Identify every line containing the word "text" and reproduce each one.
** start **
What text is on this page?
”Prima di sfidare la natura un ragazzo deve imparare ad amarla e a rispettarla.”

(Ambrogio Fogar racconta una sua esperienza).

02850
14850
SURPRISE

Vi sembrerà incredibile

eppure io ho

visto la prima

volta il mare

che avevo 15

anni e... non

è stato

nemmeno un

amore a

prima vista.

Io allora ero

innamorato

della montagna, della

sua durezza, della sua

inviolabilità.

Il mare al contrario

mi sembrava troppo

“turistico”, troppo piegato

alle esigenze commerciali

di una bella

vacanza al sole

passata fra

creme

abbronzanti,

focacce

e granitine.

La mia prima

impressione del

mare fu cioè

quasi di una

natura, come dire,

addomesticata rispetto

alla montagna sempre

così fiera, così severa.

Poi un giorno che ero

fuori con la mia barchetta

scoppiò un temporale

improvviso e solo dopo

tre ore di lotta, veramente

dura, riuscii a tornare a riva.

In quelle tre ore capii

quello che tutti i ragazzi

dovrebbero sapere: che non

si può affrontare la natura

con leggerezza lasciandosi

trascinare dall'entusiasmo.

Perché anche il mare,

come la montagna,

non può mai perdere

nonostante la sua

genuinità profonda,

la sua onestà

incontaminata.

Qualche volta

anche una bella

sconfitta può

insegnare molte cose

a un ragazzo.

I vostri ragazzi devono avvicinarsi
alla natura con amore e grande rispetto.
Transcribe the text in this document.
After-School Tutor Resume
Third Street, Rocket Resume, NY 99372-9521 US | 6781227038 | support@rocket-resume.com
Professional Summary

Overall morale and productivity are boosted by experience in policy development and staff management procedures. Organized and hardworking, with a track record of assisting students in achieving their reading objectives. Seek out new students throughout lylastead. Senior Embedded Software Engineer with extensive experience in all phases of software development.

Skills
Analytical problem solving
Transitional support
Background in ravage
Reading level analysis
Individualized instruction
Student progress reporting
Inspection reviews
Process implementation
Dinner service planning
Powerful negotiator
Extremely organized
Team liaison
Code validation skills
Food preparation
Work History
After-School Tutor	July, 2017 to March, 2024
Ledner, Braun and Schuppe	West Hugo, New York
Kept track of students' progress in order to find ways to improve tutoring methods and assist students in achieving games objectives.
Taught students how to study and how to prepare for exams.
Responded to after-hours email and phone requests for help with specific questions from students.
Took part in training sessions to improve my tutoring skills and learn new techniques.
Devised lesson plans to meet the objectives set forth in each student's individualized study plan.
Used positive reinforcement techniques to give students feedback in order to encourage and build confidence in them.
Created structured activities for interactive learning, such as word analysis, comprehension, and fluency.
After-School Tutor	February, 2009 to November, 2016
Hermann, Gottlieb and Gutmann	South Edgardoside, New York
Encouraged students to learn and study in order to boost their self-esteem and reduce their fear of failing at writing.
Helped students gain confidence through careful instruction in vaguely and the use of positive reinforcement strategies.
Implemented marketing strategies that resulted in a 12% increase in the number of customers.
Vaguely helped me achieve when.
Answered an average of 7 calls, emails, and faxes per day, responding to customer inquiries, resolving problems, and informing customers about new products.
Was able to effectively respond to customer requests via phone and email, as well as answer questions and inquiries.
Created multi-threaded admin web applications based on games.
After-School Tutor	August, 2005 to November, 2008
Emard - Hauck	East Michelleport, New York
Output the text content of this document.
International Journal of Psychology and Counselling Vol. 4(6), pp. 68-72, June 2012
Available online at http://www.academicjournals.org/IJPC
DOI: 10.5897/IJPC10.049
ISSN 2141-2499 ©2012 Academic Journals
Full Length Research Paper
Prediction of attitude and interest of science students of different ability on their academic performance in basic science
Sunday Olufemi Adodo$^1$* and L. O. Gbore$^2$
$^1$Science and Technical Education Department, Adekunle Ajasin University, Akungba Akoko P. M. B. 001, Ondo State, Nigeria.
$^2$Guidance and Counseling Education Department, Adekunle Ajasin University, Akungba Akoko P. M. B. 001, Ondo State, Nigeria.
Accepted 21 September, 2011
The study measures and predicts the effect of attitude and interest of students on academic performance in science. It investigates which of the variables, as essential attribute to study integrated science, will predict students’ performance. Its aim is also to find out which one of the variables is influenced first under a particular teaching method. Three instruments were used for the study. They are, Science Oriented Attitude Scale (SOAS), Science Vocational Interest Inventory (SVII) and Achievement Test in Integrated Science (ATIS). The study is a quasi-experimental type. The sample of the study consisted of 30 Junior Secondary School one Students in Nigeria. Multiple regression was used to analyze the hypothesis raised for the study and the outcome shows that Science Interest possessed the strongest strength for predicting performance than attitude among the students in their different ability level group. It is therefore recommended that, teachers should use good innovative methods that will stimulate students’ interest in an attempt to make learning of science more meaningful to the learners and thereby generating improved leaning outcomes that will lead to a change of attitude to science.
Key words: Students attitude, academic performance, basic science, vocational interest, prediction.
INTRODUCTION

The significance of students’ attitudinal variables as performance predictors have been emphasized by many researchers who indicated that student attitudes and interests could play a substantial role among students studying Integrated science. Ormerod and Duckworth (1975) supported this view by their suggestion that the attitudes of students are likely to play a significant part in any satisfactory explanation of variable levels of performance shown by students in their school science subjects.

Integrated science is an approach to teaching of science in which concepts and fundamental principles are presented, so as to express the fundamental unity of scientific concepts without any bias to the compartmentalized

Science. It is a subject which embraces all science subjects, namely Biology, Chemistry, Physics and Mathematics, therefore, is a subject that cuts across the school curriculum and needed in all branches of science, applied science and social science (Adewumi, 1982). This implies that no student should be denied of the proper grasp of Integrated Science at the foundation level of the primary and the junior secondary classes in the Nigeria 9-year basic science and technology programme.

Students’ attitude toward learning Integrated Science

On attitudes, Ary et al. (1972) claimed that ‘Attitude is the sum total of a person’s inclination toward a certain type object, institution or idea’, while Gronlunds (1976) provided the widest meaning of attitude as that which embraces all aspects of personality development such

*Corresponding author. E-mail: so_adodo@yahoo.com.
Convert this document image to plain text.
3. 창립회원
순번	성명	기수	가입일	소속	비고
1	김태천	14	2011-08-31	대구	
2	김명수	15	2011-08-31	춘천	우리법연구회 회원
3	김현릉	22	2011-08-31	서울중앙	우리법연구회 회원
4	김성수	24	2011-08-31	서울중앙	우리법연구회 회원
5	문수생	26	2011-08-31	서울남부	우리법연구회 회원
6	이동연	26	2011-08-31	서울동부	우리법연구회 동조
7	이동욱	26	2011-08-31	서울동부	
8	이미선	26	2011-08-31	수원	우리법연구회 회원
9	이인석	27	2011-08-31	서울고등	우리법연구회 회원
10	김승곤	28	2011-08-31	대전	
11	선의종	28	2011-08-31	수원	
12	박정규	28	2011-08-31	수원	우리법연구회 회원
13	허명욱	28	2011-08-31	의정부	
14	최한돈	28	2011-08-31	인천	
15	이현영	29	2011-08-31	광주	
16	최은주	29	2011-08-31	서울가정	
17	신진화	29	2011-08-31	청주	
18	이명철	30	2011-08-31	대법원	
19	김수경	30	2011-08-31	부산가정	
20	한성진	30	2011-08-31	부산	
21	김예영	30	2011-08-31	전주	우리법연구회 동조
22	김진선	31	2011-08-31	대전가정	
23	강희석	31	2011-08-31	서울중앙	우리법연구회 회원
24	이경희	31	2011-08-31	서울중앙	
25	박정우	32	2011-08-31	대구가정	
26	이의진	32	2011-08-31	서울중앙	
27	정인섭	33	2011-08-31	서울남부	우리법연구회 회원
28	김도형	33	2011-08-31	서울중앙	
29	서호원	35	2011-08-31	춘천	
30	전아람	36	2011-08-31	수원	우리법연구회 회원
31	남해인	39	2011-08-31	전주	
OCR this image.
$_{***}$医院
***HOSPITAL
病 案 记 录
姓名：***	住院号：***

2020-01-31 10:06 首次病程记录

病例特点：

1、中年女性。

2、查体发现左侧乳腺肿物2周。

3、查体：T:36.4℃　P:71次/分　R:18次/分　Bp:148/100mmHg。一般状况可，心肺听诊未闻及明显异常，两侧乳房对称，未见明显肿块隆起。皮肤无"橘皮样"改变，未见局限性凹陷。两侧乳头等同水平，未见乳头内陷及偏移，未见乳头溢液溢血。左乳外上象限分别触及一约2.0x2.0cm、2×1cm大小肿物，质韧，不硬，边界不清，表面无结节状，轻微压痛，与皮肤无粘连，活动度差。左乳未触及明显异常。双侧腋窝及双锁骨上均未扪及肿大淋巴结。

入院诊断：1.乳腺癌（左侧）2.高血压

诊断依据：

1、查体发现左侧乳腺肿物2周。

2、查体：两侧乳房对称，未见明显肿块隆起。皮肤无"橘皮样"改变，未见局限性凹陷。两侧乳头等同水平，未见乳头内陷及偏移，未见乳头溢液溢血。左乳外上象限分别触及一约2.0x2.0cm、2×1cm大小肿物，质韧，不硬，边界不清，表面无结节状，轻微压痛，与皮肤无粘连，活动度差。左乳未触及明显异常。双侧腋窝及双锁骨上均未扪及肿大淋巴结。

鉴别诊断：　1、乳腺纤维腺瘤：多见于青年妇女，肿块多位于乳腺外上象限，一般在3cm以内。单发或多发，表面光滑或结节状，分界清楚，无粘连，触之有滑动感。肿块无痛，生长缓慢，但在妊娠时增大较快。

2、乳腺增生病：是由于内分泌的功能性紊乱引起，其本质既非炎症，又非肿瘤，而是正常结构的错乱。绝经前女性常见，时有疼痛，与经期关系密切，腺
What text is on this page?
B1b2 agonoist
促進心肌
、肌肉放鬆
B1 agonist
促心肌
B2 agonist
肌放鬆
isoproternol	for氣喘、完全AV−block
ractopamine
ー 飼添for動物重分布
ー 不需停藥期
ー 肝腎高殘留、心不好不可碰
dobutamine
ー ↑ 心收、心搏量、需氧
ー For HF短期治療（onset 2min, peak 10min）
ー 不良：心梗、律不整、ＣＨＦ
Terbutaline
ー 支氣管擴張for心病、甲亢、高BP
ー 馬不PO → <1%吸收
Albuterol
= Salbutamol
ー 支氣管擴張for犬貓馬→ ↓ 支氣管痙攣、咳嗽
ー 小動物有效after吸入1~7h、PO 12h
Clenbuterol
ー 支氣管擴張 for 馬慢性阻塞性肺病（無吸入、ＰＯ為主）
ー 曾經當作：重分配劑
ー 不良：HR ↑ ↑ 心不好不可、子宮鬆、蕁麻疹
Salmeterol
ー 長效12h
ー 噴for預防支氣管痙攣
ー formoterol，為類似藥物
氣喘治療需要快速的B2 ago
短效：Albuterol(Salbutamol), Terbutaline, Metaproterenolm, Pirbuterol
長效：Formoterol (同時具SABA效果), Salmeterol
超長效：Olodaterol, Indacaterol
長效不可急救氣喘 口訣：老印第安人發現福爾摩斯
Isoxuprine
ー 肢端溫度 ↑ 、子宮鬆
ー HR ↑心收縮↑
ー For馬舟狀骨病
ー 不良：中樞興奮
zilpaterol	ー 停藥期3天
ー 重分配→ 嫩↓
** end **
- _RESPONSE FOR THIS EXERCISE_:
What text is on this page?
Transcribe the text in this document.
Output the text content of this document.
Convert this document image to plain text.
What text is on this page?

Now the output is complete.